## OBJECTIVE
Reproduce every record below exactly as it appears.

## Dataset records
::::

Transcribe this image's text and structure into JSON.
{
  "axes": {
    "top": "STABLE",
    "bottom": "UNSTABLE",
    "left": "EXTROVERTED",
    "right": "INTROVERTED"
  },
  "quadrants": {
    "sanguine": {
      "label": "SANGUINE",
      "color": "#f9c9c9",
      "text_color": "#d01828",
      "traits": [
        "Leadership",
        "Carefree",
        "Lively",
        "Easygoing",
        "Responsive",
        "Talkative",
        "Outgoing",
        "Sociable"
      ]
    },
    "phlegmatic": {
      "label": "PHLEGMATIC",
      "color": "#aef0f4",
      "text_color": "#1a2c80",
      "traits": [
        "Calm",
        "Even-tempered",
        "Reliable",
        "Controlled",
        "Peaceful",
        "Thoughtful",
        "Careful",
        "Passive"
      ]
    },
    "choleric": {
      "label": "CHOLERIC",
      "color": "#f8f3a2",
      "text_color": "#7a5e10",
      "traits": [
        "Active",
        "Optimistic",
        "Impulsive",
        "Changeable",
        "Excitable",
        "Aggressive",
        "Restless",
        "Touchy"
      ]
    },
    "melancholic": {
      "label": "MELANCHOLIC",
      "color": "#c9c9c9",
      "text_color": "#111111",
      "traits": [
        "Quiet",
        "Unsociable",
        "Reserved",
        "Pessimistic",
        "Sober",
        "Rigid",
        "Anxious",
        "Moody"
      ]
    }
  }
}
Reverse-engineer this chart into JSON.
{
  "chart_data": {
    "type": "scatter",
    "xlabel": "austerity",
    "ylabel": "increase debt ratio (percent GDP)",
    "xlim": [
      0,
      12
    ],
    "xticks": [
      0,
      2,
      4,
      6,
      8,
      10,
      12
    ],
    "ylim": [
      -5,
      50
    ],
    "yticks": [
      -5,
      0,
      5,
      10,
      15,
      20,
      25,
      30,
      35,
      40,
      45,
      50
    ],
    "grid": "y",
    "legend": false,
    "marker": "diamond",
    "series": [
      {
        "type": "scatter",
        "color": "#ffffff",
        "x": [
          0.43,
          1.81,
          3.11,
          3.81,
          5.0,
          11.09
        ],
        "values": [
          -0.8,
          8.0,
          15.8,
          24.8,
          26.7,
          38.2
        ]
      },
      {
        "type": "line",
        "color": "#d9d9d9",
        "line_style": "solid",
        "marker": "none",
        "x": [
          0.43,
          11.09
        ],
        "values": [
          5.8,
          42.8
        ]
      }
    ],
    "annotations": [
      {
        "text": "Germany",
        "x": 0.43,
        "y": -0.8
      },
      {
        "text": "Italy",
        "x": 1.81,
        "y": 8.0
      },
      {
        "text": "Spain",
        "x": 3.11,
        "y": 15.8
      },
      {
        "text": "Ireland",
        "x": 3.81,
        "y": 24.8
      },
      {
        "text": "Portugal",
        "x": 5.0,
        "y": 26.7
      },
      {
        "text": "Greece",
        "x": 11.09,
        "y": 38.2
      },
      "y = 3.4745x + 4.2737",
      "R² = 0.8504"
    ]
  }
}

::::

## EXPECTED ANSWER
Transcribe this image's text and structure into JSON.
{
  "axes": {
    "top": "STABLE",
    "bottom": "UNSTABLE",
    "left": "EXTROVERTED",
    "right": "INTROVERTED"
  },
  "quadrants": {
    "sanguine": {
      "label": "SANGUINE",
      "color": "#f9c9c9",
      "text_color": "#d01828",
      "traits": [
        "Leadership",
        "Carefree",
        "Lively",
        "Easygoing",
        "Responsive",
        "Talkative",
        "Outgoing",
        "Sociable"
      ]
    },
    "phlegmatic": {
      "label": "PHLEGMATIC",
      "color": "#aef0f4",
      "text_color": "#1a2c80",
      "traits": [
        "Calm",
        "Even-tempered",
        "Reliable",
        "Controlled",
        "Peaceful",
        "Thoughtful",
        "Careful",
        "Passive"
      ]
    },
    "choleric": {
      "label": "CHOLERIC",
      "color": "#f8f3a2",
      "text_color": "#7a5e10",
      "traits": [
        "Active",
        "Optimistic",
        "Impulsive",
        "Changeable",
        "Excitable",
        "Aggressive",
        "Restless",
        "Touchy"
      ]
    },
    "melancholic": {
      "label": "MELANCHOLIC",
      "color": "#c9c9c9",
      "text_color": "#111111",
      "traits": [
        "Quiet",
        "Unsociable",
        "Reserved",
        "Pessimistic",
        "Sober",
        "Rigid",
        "Anxious",
        "Moody"
      ]
    }
  }
}
Reverse-engineer this chart into JSON.
{
  "chart_data": {
    "type": "scatter",
    "xlabel": "austerity",
    "ylabel": "increase debt ratio (percent GDP)",
    "xlim": [
      0,
      12
    ],
    "xticks": [
      0,
      2,
      4,
      6,
      8,
      10,
      12
    ],
    "ylim": [
      -5,
      50
    ],
    "yticks": [
      -5,
      0,
      5,
      10,
      15,
      20,
      25,
      30,
      35,
      40,
      45,
      50
    ],
    "grid": "y",
    "legend": false,
    "marker": "diamond",
    "series": [
      {
        "type": "scatter",
        "color": "#ffffff",
        "x": [
          0.43,
          1.81,
          3.11,
          3.81,
          5.0,
          11.09
        ],
        "values": [
          -0.8,
          8.0,
          15.8,
          24.8,
          26.7,
          38.2
        ]
      },
      {
        "type": "line",
        "color": "#d9d9d9",
        "line_style": "solid",
        "marker": "none",
        "x": [
          0.43,
          11.09
        ],
        "values": [
          5.8,
          42.8
        ]
      }
    ],
    "annotations": [
      {
        "text": "Germany",
        "x": 0.43,
        "y": -0.8
      },
      {
        "text": "Italy",
        "x": 1.81,
        "y": 8.0
      },
      {
        "text": "Spain",
        "x": 3.11,
        "y": 15.8
      },
      {
        "text": "Ireland",
        "x": 3.81,
        "y": 24.8
      },
      {
        "text": "Portugal",
        "x": 5.0,
        "y": 26.7
      },
      {
        "text": "Greece",
        "x": 11.09,
        "y": 38.2
      },
      "y = 3.4745x + 4.2737",
      "R² = 0.8504"
    ]
  }
}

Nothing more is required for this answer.